### What the task asks:
List each line of the data that holds the word "Available".

Stored data entries:
□ □ □

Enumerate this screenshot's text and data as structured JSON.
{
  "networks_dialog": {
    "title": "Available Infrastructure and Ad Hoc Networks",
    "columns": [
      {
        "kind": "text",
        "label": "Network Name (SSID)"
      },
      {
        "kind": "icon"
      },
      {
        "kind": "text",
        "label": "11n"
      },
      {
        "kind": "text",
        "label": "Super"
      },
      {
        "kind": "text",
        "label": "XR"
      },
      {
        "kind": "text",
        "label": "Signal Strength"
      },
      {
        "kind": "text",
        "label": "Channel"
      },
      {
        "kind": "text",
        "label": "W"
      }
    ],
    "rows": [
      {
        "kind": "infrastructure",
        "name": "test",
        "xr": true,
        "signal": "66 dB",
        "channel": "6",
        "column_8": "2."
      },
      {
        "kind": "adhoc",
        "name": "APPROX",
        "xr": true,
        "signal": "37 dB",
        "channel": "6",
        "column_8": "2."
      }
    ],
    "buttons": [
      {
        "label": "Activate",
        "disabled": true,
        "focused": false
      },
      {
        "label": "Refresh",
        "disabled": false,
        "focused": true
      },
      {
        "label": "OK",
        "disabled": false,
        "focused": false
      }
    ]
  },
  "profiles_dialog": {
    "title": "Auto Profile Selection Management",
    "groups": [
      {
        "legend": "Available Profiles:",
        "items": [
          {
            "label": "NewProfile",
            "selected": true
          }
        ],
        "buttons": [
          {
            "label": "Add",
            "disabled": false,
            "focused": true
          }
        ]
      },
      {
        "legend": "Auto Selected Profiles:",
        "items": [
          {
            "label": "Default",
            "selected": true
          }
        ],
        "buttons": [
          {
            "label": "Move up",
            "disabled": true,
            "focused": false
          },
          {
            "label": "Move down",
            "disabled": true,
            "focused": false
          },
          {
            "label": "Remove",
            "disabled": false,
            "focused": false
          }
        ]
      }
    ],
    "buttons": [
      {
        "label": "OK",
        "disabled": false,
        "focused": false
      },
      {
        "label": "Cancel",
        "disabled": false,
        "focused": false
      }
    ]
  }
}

□ □ □

### Answer to this problem:
    "title": "Available Infrastructure and Ad Hoc Networks",
        "legend": "Available Profiles:",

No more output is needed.